◆ Description of the task
Could you copy the listing below line for line, changing nothing, but leave out the pictures?

Element boundary records:
○ ○ ○ ○
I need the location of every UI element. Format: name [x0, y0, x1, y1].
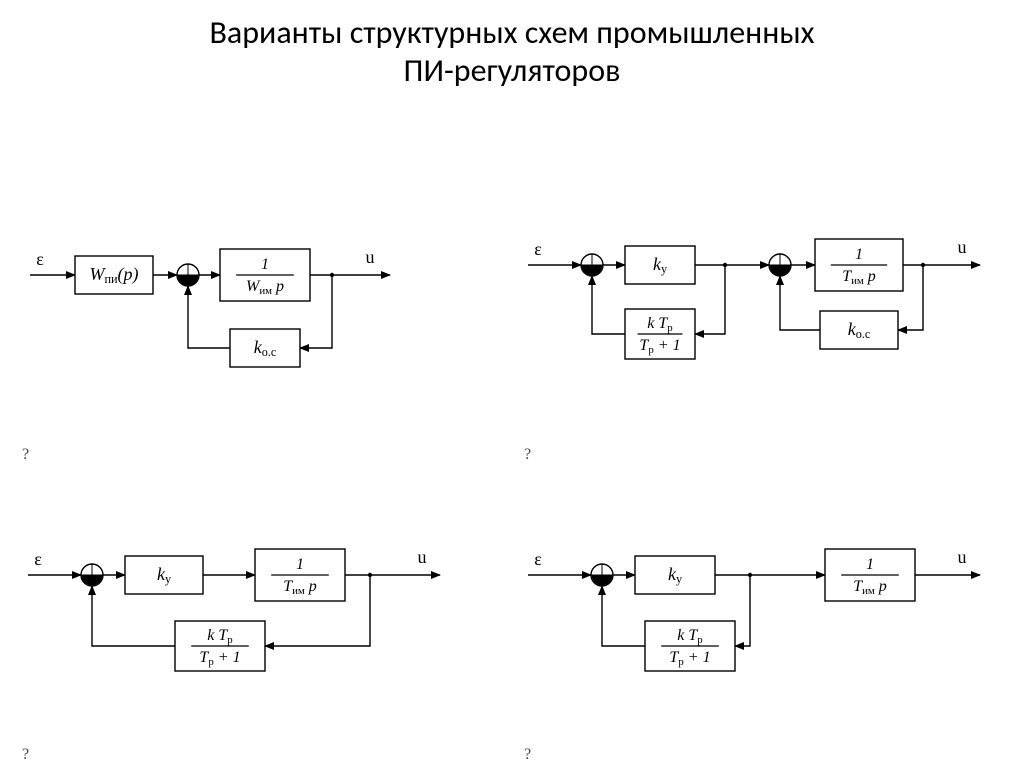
svg-text:Tр + 1: Tр + 1	[669, 649, 710, 668]
qmark-a: ?	[22, 446, 29, 464]
diagram-c-cell: εkу1Tим puk TрTр + 1	[20, 521, 500, 721]
svg-text:u: u	[958, 237, 967, 257]
title-line2: ПИ-регуляторов	[404, 51, 621, 90]
qmark-d: ?	[524, 746, 531, 764]
diagram-b: εkуk TрTр + 11Tим pukо.с	[520, 211, 1010, 391]
diagram-c: εkу1Tим puk TрTр + 1	[20, 521, 500, 701]
svg-text:Tр + 1: Tр + 1	[199, 649, 240, 668]
svg-text:1: 1	[866, 556, 874, 573]
qmark-c: ?	[22, 746, 29, 764]
diagram-d-cell: εkу1Tим puk TрTр + 1	[520, 521, 1010, 721]
qmark-b: ?	[524, 446, 531, 464]
svg-text:u: u	[418, 547, 427, 567]
svg-text:1: 1	[296, 556, 304, 573]
svg-text:ε: ε	[534, 549, 542, 569]
svg-text:ε: ε	[34, 549, 42, 569]
diagram-b-cell: εkуk TрTр + 11Tим pukо.с	[520, 211, 1010, 411]
svg-text:ε: ε	[36, 249, 44, 269]
svg-text:1: 1	[855, 246, 863, 263]
svg-text:u: u	[366, 247, 375, 267]
diagram-d: εkу1Tим puk TрTр + 1	[520, 521, 1010, 701]
diagram-a-cell: εWпи(p)1Wим pukо.с	[20, 221, 500, 421]
svg-text:1: 1	[261, 256, 269, 273]
page-title: Варианты структурных схем промышленных П…	[0, 0, 1024, 91]
svg-text:Tр + 1: Tр + 1	[639, 337, 680, 356]
svg-text:ε: ε	[534, 239, 542, 259]
title-line1: Варианты структурных схем промышленных	[210, 13, 815, 52]
diagram-a: εWпи(p)1Wим pukо.с	[20, 221, 500, 401]
svg-text:u: u	[958, 547, 967, 567]
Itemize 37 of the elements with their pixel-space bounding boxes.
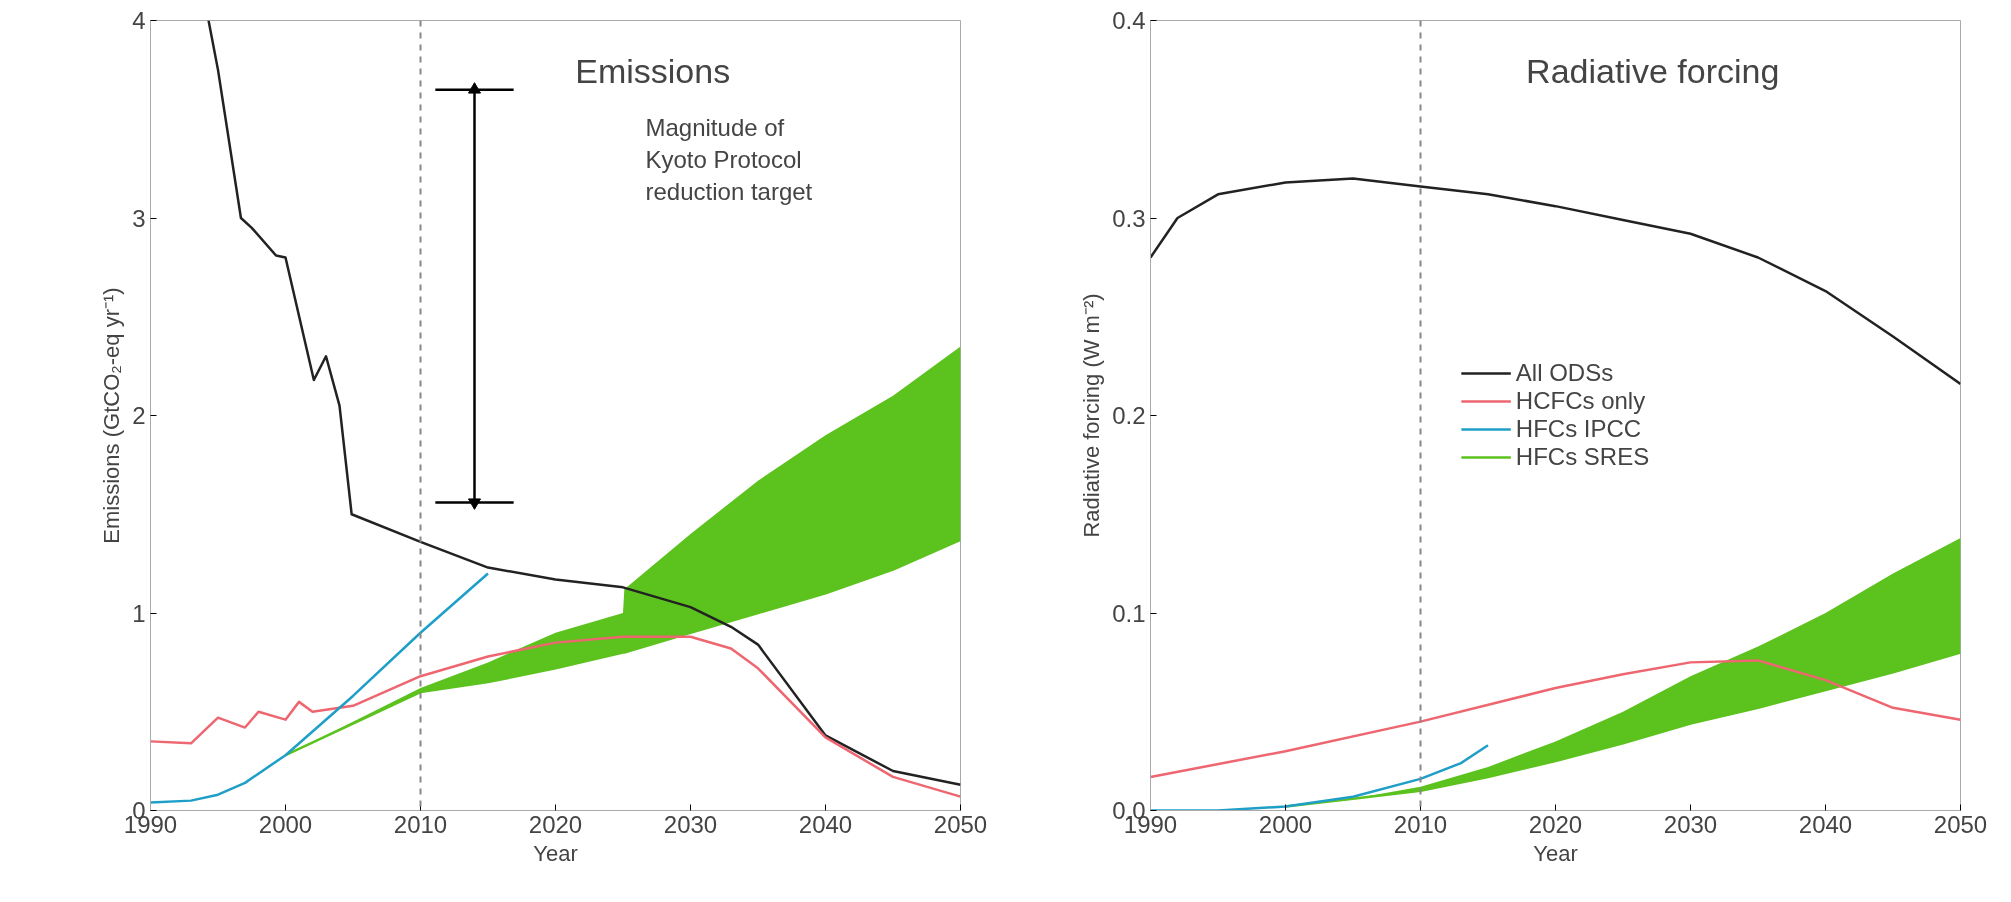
x-tick-label: 2010 (1393, 810, 1448, 838)
x-tick-label: 2020 (528, 810, 583, 838)
line-series (1150, 744, 1490, 811)
x-tick-label: 2040 (798, 810, 853, 838)
legend-label: HFCs SRES (1515, 443, 1650, 471)
y-tick-label: 0.4 (1112, 7, 1146, 34)
legend-label: HCFCs only (1515, 387, 1646, 415)
text: Radiative forcing (1526, 51, 1780, 90)
line-series (150, 635, 961, 798)
text: Emissions (575, 51, 731, 90)
legend-label: All ODSs (1515, 359, 1614, 387)
line-series (1150, 659, 1961, 779)
y-axis-title: Radiative forcing (W m⁻²) (1079, 293, 1105, 538)
x-tick-label: 2020 (1528, 810, 1583, 838)
x-tick-label: 2030 (1663, 810, 1718, 838)
x-axis-title: Year (533, 840, 578, 866)
x-tick-label: 2030 (663, 810, 718, 838)
y-tick-label: 4 (132, 7, 146, 34)
x-tick-label: 2050 (933, 810, 988, 838)
y-tick-label: 0.1 (1112, 599, 1146, 627)
legend-label: HFCs IPCC (1515, 415, 1642, 443)
x-tick-label: 2040 (1798, 810, 1853, 838)
y-axis-title: Emissions (GtCO₂-eq yr⁻¹) (99, 287, 125, 544)
x-tick-label: 2010 (393, 810, 448, 838)
y-tick-label: 0.3 (1112, 204, 1146, 232)
x-axis-title: Year (1533, 840, 1578, 866)
line-series (207, 20, 961, 787)
y-tick-label: 2 (132, 402, 146, 429)
annotation: Magnitude of Kyoto Protocol reduction target (645, 113, 813, 206)
line-series (1150, 177, 1961, 386)
y-tick-label: 1 (132, 599, 146, 627)
x-tick-label: 2000 (258, 810, 313, 838)
y-tick-label: 0.2 (1112, 402, 1146, 429)
x-tick-label: 2050 (1933, 810, 1988, 838)
x-tick-label: 2000 (1258, 810, 1313, 838)
y-tick-label: 3 (132, 204, 146, 232)
line-series (150, 572, 490, 804)
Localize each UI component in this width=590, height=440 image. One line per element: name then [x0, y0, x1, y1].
○ ○ ○ ○
◆ Exercise result
I need the location of every UI element. Format: name [x0, y0, x1, y1].
svg-text:Tр + 1: Tр + 1	[669, 649, 710, 668]
qmark-a: ?	[22, 446, 29, 464]
diagram-c-cell: εkу1Tим puk TрTр + 1	[20, 521, 500, 721]
svg-text:u: u	[958, 237, 967, 257]
title-line2: ПИ-регуляторов	[404, 51, 621, 90]
qmark-d: ?	[524, 746, 531, 764]
diagram-b: εkуk TрTр + 11Tим pukо.с	[520, 211, 1010, 391]
diagram-c: εkу1Tим puk TрTр + 1	[20, 521, 500, 701]
svg-text:Tр + 1: Tр + 1	[199, 649, 240, 668]
svg-text:1: 1	[866, 556, 874, 573]
qmark-c: ?	[22, 746, 29, 764]
diagram-d-cell: εkу1Tим puk TрTр + 1	[520, 521, 1010, 721]
qmark-b: ?	[524, 446, 531, 464]
svg-text:u: u	[418, 547, 427, 567]
svg-text:1: 1	[296, 556, 304, 573]
svg-text:ε: ε	[534, 549, 542, 569]
svg-text:ε: ε	[34, 549, 42, 569]
diagram-b-cell: εkуk TрTр + 11Tим pukо.с	[520, 211, 1010, 411]
svg-text:ε: ε	[36, 249, 44, 269]
svg-text:1: 1	[855, 246, 863, 263]
svg-text:u: u	[366, 247, 375, 267]
diagram-d: εkу1Tим puk TрTр + 1	[520, 521, 1010, 701]
diagram-a-cell: εWпи(p)1Wим pukо.с	[20, 221, 500, 421]
svg-text:1: 1	[261, 256, 269, 273]
page-title: Варианты структурных схем промышленных П…	[0, 0, 1024, 91]
svg-text:Tр + 1: Tр + 1	[639, 337, 680, 356]
svg-text:ε: ε	[534, 239, 542, 259]
title-line1: Варианты структурных схем промышленных	[210, 13, 815, 52]
diagram-a: εWпи(p)1Wим pukо.с	[20, 221, 500, 401]
svg-text:u: u	[958, 547, 967, 567]
Itemize 37 of the elements with their pixel-space bounding boxes.
x-tick-label: 2010 (1393, 810, 1448, 838)
x-tick-label: 2020 (528, 810, 583, 838)
line-series (1150, 744, 1490, 811)
x-tick-label: 2040 (798, 810, 853, 838)
legend-label: HFCs SRES (1515, 443, 1650, 471)
y-tick-label: 0.4 (1112, 7, 1146, 34)
legend-label: HCFCs only (1515, 387, 1646, 415)
text: Radiative forcing (1526, 51, 1780, 90)
line-series (150, 635, 961, 798)
text: Emissions (575, 51, 731, 90)
legend-label: All ODSs (1515, 359, 1614, 387)
line-series (1150, 659, 1961, 779)
y-axis-title: Radiative forcing (W m⁻²) (1079, 293, 1105, 538)
x-tick-label: 2020 (1528, 810, 1583, 838)
x-tick-label: 2030 (1663, 810, 1718, 838)
x-axis-title: Year (533, 840, 578, 866)
x-tick-label: 2030 (663, 810, 718, 838)
y-tick-label: 4 (132, 7, 146, 34)
x-tick-label: 2050 (933, 810, 988, 838)
y-tick-label: 0.1 (1112, 599, 1146, 627)
legend-label: HFCs IPCC (1515, 415, 1642, 443)
x-tick-label: 2040 (1798, 810, 1853, 838)
y-axis-title: Emissions (GtCO₂-eq yr⁻¹) (99, 287, 125, 544)
x-tick-label: 2010 (393, 810, 448, 838)
y-tick-label: 0.3 (1112, 204, 1146, 232)
x-axis-title: Year (1533, 840, 1578, 866)
line-series (207, 20, 961, 787)
y-tick-label: 2 (132, 402, 146, 429)
annotation: Magnitude of Kyoto Protocol reduction target (645, 113, 813, 206)
line-series (1150, 177, 1961, 386)
y-tick-label: 1 (132, 599, 146, 627)
x-tick-label: 2000 (258, 810, 313, 838)
y-tick-label: 0.2 (1112, 402, 1146, 429)
x-tick-label: 2050 (1933, 810, 1988, 838)
x-tick-label: 2000 (1258, 810, 1313, 838)
y-tick-label: 3 (132, 204, 146, 232)
line-series (150, 572, 490, 804)
Localize each UI component in this width=590, height=440 image. One line per element: name then [x0, y0, x1, y1].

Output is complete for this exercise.